* **Your goal**
Reproduce the listing below exactly, minus its pictures.

* **Available records**
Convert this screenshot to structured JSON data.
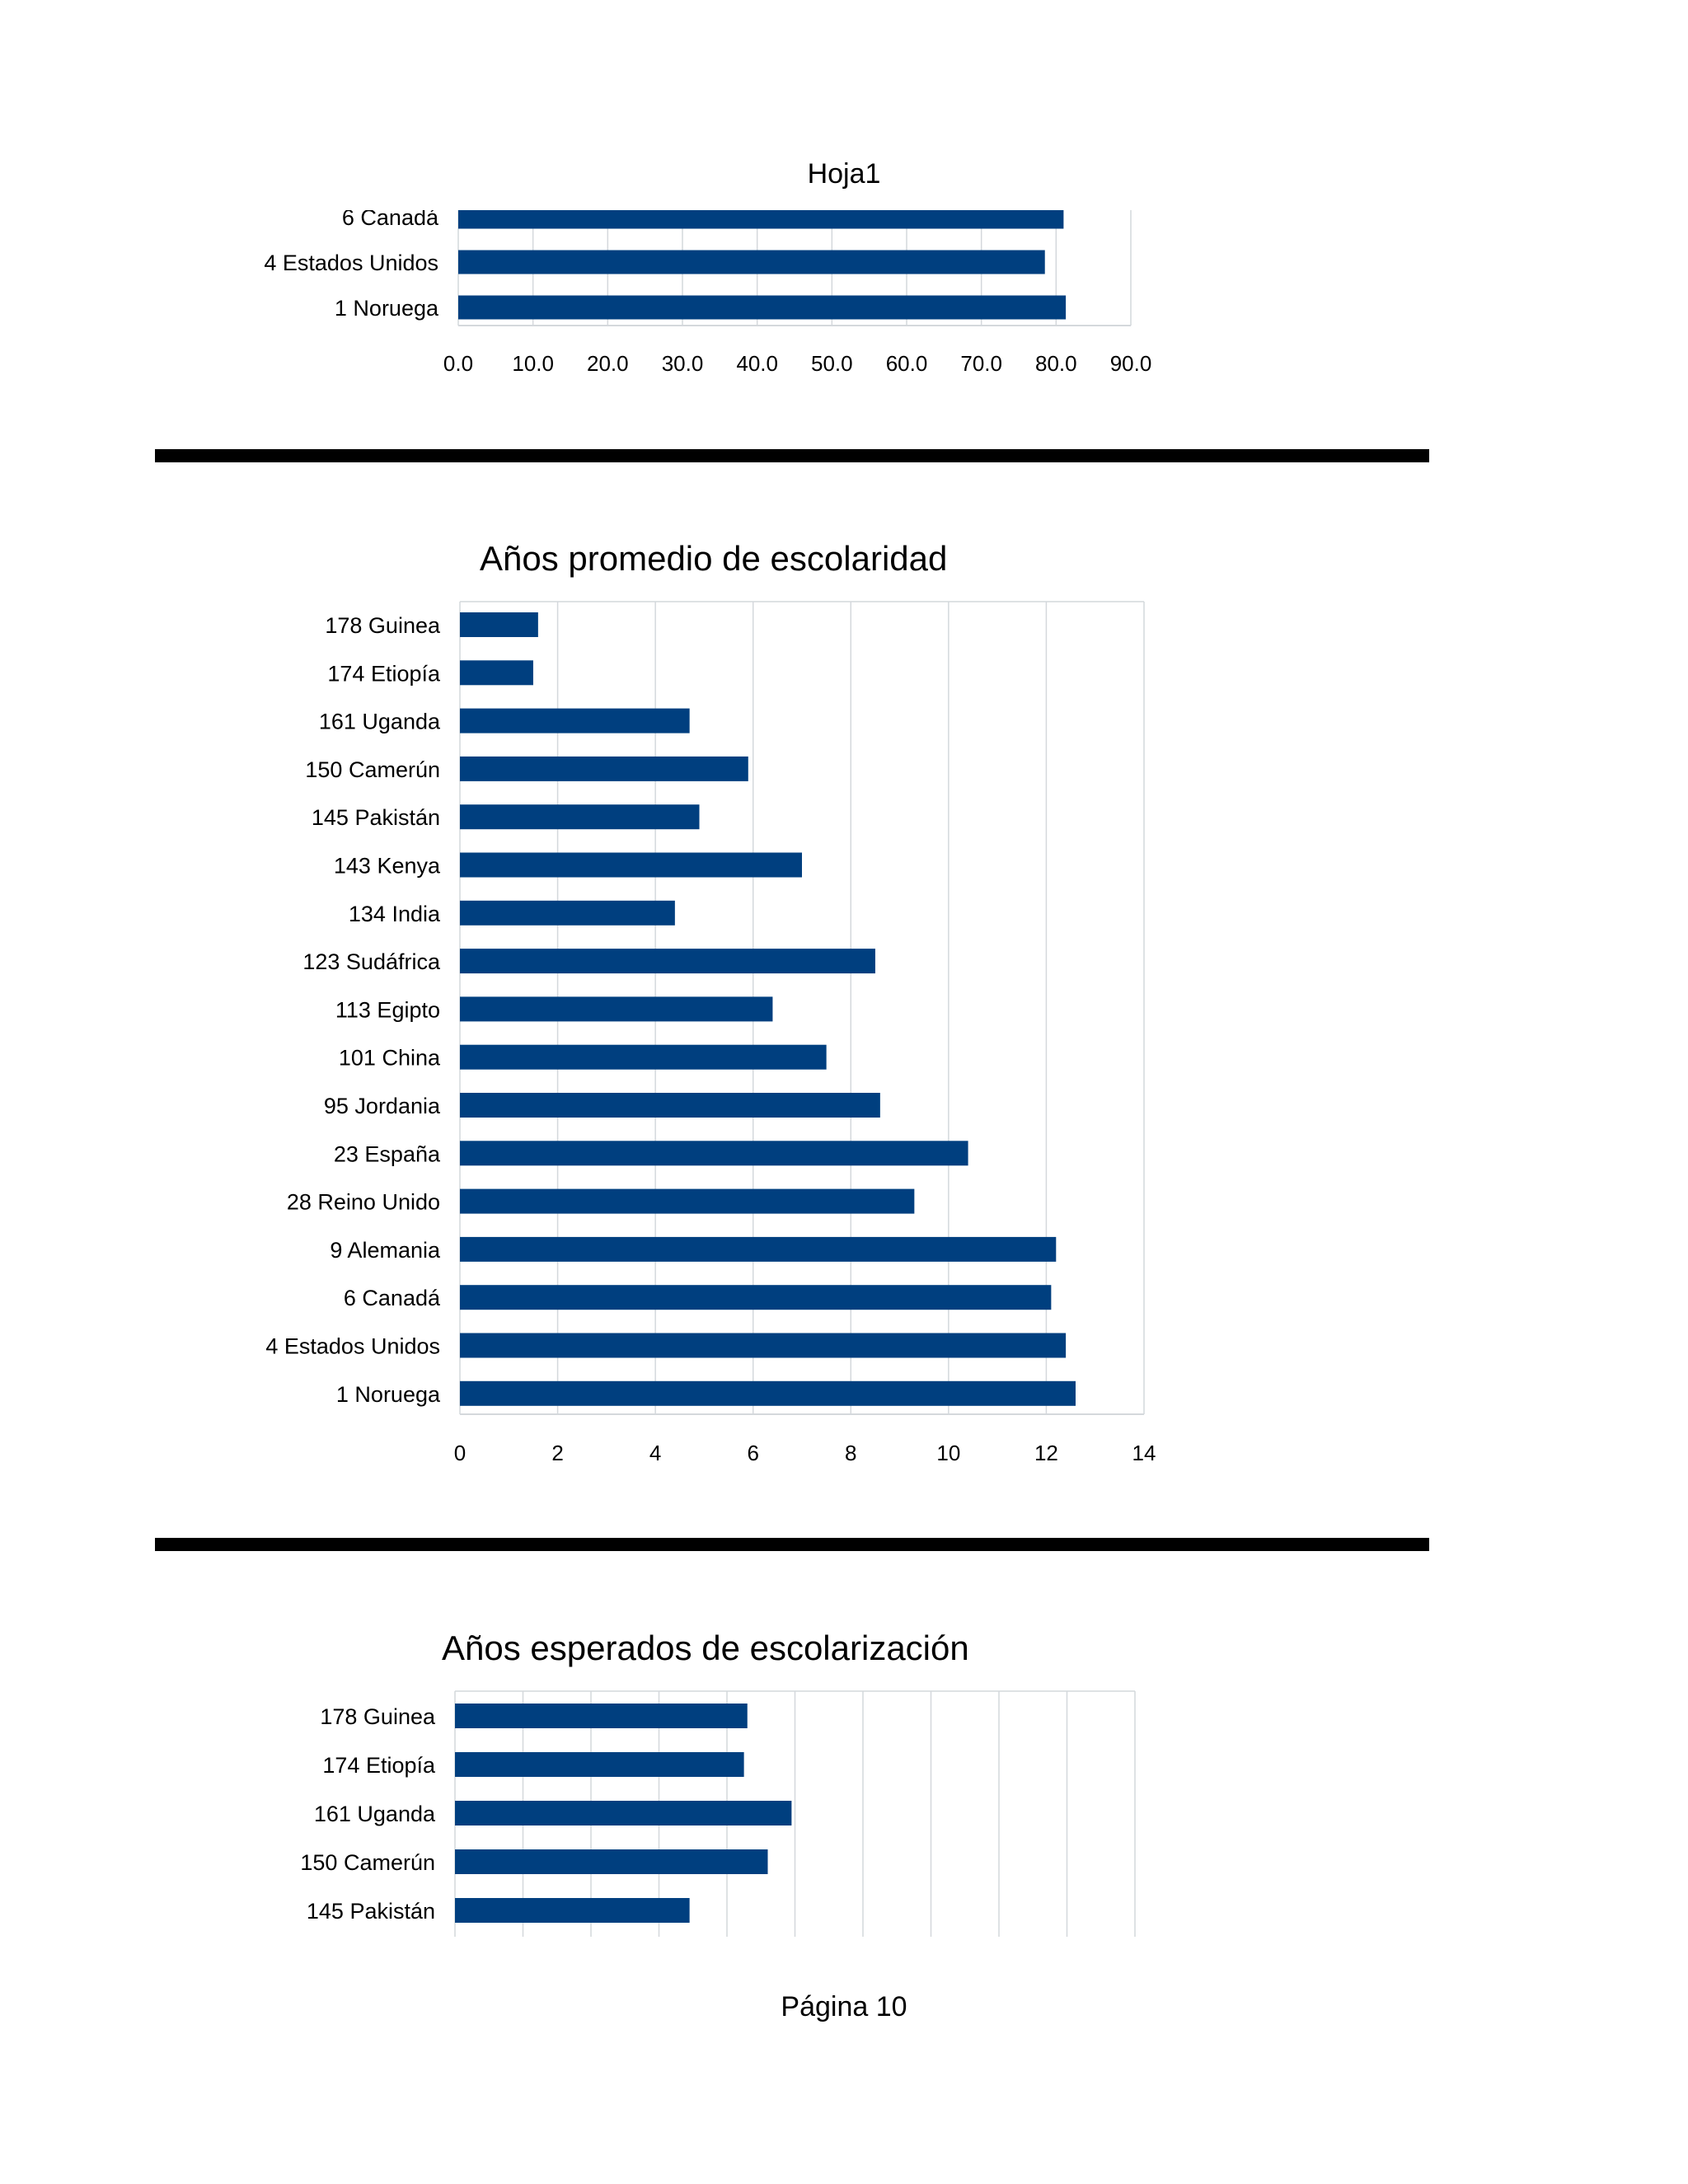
{
  "header": {
    "sheet_name": "Hoja1"
  },
  "footer": {
    "page_label": "Página 10"
  },
  "colors": {
    "bar": "#003f7f",
    "grid": "#d4d8dc",
    "divider": "#000000"
  },
  "chart_data": [
    {
      "type": "bar",
      "orientation": "horizontal",
      "title": "",
      "categories": [
        "6 Canadá",
        "4 Estados Unidos",
        "1 Noruega"
      ],
      "visible_labels": [
        "6 Canadá",
        "4 Estados Unidos",
        "1 Noruega"
      ],
      "values": [
        81.0,
        78.5,
        81.3
      ],
      "x_ticks": [
        "0.0",
        "10.0",
        "20.0",
        "30.0",
        "40.0",
        "50.0",
        "60.0",
        "70.0",
        "80.0",
        "90.0"
      ],
      "xlim": [
        0,
        90
      ],
      "xlabel": "",
      "ylabel": "",
      "grid": true,
      "note": "top of chart cut off; first row partially hidden"
    },
    {
      "type": "bar",
      "orientation": "horizontal",
      "title": "Años promedio de escolaridad",
      "categories": [
        "178 Guinea",
        "174 Etiopía",
        "161 Uganda",
        "150 Camerún",
        "145 Pakistán",
        "143 Kenya",
        "134 India",
        "123 Sudáfrica",
        "113 Egipto",
        "101 China",
        "95 Jordania",
        "23 España",
        "28 Reino Unido",
        "9 Alemania",
        "6 Canadá",
        "4 Estados Unidos",
        "1 Noruega"
      ],
      "values": [
        1.6,
        1.5,
        4.7,
        5.9,
        4.9,
        7.0,
        4.4,
        8.5,
        6.4,
        7.5,
        8.6,
        10.4,
        9.3,
        12.2,
        12.1,
        12.4,
        12.6
      ],
      "x_ticks": [
        "0",
        "2",
        "4",
        "6",
        "8",
        "10",
        "12",
        "14"
      ],
      "xlim": [
        0,
        14
      ],
      "xlabel": "",
      "ylabel": "",
      "grid": true
    },
    {
      "type": "bar",
      "orientation": "horizontal",
      "title": "Años esperados de escolarización",
      "categories": [
        "178 Guinea",
        "174 Etiopía",
        "161 Uganda",
        "150 Camerún",
        "145 Pakistán"
      ],
      "values": [
        8.6,
        8.5,
        9.9,
        9.2,
        6.9
      ],
      "xlim": [
        0,
        20
      ],
      "xlabel": "",
      "ylabel": "",
      "grid": true,
      "note": "bottom of chart cut off; remaining rows and axis not visible"
    }
  ]
}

* **Task output**
Convert this screenshot to structured JSON data.
{
  "header": {
    "sheet_name": "Hoja1"
  },
  "footer": {
    "page_label": "Página 10"
  },
  "colors": {
    "bar": "#003f7f",
    "grid": "#d4d8dc",
    "divider": "#000000"
  },
  "chart_data": [
    {
      "type": "bar",
      "orientation": "horizontal",
      "title": "",
      "categories": [
        "6 Canadá",
        "4 Estados Unidos",
        "1 Noruega"
      ],
      "visible_labels": [
        "6 Canadá",
        "4 Estados Unidos",
        "1 Noruega"
      ],
      "values": [
        81.0,
        78.5,
        81.3
      ],
      "x_ticks": [
        "0.0",
        "10.0",
        "20.0",
        "30.0",
        "40.0",
        "50.0",
        "60.0",
        "70.0",
        "80.0",
        "90.0"
      ],
      "xlim": [
        0,
        90
      ],
      "xlabel": "",
      "ylabel": "",
      "grid": true,
      "note": "top of chart cut off; first row partially hidden"
    },
    {
      "type": "bar",
      "orientation": "horizontal",
      "title": "Años promedio de escolaridad",
      "categories": [
        "178 Guinea",
        "174 Etiopía",
        "161 Uganda",
        "150 Camerún",
        "145 Pakistán",
        "143 Kenya",
        "134 India",
        "123 Sudáfrica",
        "113 Egipto",
        "101 China",
        "95 Jordania",
        "23 España",
        "28 Reino Unido",
        "9 Alemania",
        "6 Canadá",
        "4 Estados Unidos",
        "1 Noruega"
      ],
      "values": [
        1.6,
        1.5,
        4.7,
        5.9,
        4.9,
        7.0,
        4.4,
        8.5,
        6.4,
        7.5,
        8.6,
        10.4,
        9.3,
        12.2,
        12.1,
        12.4,
        12.6
      ],
      "x_ticks": [
        "0",
        "2",
        "4",
        "6",
        "8",
        "10",
        "12",
        "14"
      ],
      "xlim": [
        0,
        14
      ],
      "xlabel": "",
      "ylabel": "",
      "grid": true
    },
    {
      "type": "bar",
      "orientation": "horizontal",
      "title": "Años esperados de escolarización",
      "categories": [
        "178 Guinea",
        "174 Etiopía",
        "161 Uganda",
        "150 Camerún",
        "145 Pakistán"
      ],
      "values": [
        8.6,
        8.5,
        9.9,
        9.2,
        6.9
      ],
      "xlim": [
        0,
        20
      ],
      "xlabel": "",
      "ylabel": "",
      "grid": true,
      "note": "bottom of chart cut off; remaining rows and axis not visible"
    }
  ]
}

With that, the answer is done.